_INSTRUCTIONS FOR THE TASK_
Gather the lines below that include the string "CodEX", copying each in full.

########

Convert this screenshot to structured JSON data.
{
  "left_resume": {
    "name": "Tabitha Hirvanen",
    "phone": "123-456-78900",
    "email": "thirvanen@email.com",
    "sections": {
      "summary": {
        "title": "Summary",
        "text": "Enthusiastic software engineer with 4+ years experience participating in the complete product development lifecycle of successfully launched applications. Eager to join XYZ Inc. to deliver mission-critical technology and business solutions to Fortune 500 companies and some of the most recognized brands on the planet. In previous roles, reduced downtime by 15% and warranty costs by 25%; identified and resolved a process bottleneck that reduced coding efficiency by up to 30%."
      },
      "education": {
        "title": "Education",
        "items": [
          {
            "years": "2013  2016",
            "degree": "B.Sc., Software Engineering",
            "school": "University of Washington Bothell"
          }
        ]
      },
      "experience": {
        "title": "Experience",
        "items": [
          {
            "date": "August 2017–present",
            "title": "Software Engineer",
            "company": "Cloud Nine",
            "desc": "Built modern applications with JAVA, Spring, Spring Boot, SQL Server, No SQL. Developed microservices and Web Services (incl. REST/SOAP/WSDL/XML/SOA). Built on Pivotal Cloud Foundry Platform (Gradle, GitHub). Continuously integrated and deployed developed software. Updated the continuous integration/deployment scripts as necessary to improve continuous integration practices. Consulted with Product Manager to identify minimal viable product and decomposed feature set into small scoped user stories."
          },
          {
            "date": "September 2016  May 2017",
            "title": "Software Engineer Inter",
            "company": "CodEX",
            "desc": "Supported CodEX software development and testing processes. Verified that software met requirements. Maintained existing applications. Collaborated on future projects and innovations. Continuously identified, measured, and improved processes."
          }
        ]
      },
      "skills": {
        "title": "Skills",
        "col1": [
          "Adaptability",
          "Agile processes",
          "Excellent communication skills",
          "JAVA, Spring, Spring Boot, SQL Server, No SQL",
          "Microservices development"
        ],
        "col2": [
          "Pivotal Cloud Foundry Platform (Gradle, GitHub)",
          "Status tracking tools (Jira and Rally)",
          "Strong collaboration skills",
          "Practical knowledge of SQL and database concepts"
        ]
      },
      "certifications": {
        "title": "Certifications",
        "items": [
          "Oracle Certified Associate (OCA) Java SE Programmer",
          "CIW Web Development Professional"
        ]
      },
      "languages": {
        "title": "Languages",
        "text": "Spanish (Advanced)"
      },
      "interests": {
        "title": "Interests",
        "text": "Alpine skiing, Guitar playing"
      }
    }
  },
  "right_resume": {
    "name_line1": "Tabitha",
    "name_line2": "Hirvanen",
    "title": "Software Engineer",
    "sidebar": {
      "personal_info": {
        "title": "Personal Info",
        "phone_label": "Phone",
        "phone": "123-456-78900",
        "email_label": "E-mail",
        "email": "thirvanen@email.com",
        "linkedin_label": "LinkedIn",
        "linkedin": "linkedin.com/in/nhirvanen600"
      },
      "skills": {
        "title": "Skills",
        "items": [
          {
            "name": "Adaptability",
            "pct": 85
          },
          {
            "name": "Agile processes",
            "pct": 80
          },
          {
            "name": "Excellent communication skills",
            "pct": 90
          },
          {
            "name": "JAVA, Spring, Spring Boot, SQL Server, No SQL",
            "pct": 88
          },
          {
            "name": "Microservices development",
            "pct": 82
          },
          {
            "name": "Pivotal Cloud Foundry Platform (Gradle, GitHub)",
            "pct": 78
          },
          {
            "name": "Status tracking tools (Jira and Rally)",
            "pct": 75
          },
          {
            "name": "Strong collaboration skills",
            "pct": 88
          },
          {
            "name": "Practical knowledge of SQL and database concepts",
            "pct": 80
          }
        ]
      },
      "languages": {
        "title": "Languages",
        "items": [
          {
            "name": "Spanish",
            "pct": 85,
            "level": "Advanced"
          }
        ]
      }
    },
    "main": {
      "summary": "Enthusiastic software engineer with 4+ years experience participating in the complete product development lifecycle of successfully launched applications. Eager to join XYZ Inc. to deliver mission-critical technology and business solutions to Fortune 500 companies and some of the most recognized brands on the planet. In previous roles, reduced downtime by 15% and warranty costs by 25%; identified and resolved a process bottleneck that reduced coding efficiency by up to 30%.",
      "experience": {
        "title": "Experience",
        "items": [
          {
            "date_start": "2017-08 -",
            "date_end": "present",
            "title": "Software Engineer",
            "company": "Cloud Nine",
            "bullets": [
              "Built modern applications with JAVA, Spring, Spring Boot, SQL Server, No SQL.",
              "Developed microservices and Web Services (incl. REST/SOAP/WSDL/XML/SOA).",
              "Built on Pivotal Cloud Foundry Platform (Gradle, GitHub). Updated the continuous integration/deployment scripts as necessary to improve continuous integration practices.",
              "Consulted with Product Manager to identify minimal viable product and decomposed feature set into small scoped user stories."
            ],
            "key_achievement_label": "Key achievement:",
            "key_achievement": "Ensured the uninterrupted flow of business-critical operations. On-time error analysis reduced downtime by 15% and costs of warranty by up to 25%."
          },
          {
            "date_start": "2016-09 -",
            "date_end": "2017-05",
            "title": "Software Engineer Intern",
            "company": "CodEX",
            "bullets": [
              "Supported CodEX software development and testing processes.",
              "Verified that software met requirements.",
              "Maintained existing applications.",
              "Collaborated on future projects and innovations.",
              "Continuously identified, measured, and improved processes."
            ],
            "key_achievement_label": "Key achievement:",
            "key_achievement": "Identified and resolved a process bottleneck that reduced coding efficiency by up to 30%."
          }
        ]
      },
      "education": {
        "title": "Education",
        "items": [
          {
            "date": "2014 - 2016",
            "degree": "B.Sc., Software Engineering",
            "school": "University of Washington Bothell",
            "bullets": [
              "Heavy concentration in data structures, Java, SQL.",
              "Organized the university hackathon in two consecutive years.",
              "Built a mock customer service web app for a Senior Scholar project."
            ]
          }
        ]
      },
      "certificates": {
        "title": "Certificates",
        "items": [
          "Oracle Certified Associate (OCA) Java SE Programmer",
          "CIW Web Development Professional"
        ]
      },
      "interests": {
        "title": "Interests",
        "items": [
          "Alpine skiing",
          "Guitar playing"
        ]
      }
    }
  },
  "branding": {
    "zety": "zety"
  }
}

########

_SOLUTION FOR THIS PROBLEM_
            "company": "CodEX",
            "desc": "Supported CodEX software development and testing processes. Verified that software met requirements. Maintained existing applications. Collaborated on future projects and innovations. Continuously identified, measured, and improved processes."
            "company": "CodEX",
              "Supported CodEX software development and testing processes.",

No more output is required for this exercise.